### Exercise
Find the lines below that contain the string "Skåne". Copy each one.

### Figure data in JSON
◇ ◇ ◇ ◇ ◇ ◇ ◇
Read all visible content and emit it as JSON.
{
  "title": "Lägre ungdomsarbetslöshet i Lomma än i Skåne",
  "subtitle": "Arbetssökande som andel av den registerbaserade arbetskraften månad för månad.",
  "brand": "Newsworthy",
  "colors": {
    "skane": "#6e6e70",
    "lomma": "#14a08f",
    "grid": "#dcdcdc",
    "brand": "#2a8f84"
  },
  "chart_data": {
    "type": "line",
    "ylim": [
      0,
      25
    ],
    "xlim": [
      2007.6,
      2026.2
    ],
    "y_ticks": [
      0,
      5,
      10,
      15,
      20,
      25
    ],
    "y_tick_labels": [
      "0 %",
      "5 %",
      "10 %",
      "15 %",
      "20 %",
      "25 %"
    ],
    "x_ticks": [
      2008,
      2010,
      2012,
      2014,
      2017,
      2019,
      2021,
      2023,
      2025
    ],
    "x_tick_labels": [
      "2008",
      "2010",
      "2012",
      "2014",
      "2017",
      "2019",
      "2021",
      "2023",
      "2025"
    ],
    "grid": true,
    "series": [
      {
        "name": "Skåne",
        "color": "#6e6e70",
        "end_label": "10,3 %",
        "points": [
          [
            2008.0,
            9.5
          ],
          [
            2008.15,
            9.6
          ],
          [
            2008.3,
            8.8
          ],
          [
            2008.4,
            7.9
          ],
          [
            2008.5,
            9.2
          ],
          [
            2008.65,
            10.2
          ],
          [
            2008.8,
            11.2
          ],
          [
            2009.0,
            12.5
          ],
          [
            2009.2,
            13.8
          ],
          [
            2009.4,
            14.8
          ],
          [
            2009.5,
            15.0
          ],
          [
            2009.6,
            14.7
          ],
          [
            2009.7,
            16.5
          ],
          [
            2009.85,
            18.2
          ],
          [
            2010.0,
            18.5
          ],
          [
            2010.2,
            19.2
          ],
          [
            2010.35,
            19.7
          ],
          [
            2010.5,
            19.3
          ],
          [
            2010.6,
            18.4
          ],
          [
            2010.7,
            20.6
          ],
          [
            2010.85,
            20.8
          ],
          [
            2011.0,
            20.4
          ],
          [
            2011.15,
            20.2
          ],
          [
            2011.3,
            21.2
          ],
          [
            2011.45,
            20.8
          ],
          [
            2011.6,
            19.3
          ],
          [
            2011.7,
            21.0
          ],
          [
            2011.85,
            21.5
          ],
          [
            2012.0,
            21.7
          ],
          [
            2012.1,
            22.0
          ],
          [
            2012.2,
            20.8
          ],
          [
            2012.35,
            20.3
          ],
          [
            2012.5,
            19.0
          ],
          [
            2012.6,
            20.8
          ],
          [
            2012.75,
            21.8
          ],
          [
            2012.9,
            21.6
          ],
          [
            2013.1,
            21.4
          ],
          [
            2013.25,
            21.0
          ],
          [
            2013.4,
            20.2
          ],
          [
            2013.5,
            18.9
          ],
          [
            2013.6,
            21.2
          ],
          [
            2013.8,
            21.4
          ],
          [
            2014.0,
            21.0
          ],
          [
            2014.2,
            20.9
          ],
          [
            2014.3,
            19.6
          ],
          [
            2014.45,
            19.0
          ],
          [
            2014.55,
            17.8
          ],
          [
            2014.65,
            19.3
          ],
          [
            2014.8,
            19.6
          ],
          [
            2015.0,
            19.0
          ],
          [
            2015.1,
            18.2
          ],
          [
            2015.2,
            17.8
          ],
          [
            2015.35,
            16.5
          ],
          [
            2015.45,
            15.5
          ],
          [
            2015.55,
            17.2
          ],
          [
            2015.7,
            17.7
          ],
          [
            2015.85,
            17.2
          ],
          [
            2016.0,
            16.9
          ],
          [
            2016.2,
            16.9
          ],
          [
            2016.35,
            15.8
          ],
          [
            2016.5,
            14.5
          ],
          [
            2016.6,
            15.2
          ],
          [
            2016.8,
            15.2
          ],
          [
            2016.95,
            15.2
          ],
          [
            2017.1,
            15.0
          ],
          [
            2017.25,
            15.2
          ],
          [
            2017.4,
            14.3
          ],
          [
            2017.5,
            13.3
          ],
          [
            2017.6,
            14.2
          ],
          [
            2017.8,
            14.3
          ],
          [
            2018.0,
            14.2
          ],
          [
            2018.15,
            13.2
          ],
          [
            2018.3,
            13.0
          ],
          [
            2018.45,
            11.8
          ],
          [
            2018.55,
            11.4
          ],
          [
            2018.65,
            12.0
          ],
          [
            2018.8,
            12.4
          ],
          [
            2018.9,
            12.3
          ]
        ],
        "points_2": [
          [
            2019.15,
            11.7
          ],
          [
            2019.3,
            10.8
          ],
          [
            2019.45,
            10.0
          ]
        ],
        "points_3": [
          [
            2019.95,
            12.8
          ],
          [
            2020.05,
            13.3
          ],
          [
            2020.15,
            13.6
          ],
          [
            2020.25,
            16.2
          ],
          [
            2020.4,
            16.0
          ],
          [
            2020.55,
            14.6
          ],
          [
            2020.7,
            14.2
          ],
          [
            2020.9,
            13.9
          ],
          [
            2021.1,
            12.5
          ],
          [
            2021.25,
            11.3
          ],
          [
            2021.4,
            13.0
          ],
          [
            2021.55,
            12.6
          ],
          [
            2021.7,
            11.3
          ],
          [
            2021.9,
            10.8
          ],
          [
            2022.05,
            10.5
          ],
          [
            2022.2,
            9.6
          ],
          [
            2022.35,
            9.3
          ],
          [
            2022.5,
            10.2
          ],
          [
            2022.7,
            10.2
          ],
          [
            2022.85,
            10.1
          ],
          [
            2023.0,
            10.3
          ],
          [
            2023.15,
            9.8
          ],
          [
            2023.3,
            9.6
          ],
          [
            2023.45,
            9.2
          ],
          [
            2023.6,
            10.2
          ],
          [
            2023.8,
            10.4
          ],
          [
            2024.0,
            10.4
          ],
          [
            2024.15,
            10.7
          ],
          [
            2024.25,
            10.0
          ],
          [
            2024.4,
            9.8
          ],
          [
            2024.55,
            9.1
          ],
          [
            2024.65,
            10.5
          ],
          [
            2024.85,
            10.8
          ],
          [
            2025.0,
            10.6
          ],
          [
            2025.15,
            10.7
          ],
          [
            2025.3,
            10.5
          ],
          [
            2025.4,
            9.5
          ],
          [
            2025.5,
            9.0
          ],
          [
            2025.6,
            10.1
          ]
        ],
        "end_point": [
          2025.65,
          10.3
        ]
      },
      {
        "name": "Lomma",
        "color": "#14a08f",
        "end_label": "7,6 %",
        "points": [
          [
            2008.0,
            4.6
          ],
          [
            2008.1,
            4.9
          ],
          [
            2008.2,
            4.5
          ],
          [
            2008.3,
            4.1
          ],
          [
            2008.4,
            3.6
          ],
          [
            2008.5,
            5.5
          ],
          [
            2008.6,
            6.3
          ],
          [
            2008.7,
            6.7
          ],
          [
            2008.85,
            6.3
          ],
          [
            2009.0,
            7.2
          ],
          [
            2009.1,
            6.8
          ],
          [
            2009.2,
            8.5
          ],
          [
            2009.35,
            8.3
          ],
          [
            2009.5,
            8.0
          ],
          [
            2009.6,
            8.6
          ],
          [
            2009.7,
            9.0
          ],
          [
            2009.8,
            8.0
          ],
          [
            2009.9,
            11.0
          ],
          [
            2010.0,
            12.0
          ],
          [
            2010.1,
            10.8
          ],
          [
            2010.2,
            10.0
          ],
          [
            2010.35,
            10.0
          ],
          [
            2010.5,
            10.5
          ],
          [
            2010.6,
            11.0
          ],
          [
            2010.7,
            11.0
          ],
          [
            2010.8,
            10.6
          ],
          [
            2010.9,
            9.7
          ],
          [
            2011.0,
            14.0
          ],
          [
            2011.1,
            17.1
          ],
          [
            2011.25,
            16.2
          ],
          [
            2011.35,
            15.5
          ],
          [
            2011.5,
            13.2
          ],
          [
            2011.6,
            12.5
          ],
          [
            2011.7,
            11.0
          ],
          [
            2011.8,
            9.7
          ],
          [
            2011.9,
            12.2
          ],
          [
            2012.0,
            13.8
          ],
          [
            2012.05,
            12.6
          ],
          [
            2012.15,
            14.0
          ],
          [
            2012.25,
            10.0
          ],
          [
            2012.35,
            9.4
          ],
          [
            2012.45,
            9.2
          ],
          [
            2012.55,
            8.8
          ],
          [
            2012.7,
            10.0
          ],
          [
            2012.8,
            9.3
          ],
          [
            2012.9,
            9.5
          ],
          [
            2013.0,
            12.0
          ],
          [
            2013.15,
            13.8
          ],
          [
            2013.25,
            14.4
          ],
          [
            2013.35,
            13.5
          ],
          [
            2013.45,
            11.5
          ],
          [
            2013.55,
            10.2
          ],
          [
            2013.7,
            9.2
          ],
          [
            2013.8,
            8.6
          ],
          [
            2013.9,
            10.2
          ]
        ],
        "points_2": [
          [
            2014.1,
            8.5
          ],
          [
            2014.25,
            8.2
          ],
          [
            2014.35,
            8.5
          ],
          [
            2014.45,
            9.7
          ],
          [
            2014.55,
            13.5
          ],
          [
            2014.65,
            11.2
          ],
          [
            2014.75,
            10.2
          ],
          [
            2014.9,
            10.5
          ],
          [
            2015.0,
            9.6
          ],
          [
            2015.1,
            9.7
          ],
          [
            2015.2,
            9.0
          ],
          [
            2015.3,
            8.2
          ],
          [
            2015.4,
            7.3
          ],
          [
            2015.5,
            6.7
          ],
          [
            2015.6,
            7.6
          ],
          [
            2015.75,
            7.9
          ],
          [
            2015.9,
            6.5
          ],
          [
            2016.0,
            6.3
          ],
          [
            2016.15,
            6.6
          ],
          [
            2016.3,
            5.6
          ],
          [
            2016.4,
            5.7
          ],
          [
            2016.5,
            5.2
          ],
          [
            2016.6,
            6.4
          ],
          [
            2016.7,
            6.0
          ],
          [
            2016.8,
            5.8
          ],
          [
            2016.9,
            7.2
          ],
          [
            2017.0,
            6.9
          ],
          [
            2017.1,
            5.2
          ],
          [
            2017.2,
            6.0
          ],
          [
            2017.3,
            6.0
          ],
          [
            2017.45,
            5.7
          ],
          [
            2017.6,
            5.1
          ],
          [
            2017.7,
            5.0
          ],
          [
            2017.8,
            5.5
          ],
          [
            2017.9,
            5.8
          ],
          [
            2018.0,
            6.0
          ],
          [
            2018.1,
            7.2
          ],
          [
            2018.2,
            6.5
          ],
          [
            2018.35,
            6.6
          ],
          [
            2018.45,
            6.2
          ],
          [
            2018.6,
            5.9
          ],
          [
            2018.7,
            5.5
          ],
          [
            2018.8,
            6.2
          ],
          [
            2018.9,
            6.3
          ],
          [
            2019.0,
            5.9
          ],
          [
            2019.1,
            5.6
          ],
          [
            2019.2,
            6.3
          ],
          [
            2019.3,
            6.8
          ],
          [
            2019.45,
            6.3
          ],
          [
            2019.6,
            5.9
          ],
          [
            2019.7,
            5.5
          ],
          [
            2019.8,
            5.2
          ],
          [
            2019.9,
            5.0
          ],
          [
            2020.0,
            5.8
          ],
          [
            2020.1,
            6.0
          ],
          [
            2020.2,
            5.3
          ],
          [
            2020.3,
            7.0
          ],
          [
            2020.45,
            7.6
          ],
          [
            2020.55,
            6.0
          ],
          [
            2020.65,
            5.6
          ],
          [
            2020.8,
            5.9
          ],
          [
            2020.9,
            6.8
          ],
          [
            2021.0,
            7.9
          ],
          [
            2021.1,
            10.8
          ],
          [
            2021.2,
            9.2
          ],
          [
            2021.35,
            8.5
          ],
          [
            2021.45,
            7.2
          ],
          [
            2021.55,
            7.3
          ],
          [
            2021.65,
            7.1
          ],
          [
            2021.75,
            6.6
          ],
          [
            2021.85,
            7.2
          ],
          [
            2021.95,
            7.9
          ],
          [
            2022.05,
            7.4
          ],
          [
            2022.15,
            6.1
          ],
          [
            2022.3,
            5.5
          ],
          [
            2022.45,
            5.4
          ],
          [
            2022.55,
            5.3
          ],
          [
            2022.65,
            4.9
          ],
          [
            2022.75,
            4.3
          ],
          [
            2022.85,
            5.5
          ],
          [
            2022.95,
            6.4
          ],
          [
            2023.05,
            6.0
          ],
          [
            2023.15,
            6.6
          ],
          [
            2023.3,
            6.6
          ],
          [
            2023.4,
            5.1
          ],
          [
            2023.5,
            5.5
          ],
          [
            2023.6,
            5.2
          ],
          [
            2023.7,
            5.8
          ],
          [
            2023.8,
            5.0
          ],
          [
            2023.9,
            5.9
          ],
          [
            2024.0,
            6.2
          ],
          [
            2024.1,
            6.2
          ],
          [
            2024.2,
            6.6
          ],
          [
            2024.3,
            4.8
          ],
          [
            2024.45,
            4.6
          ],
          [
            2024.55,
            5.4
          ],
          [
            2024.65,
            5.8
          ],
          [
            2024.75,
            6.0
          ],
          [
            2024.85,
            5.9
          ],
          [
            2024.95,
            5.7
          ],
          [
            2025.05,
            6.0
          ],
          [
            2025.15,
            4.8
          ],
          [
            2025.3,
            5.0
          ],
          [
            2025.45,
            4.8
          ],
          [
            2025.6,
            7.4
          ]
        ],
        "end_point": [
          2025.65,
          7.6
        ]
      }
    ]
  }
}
◇ ◇ ◇ ◇ ◇ ◇ ◇
### The output
  "title": "Lägre ungdomsarbetslöshet i Lomma än i Skåne",
        "name": "Skåne",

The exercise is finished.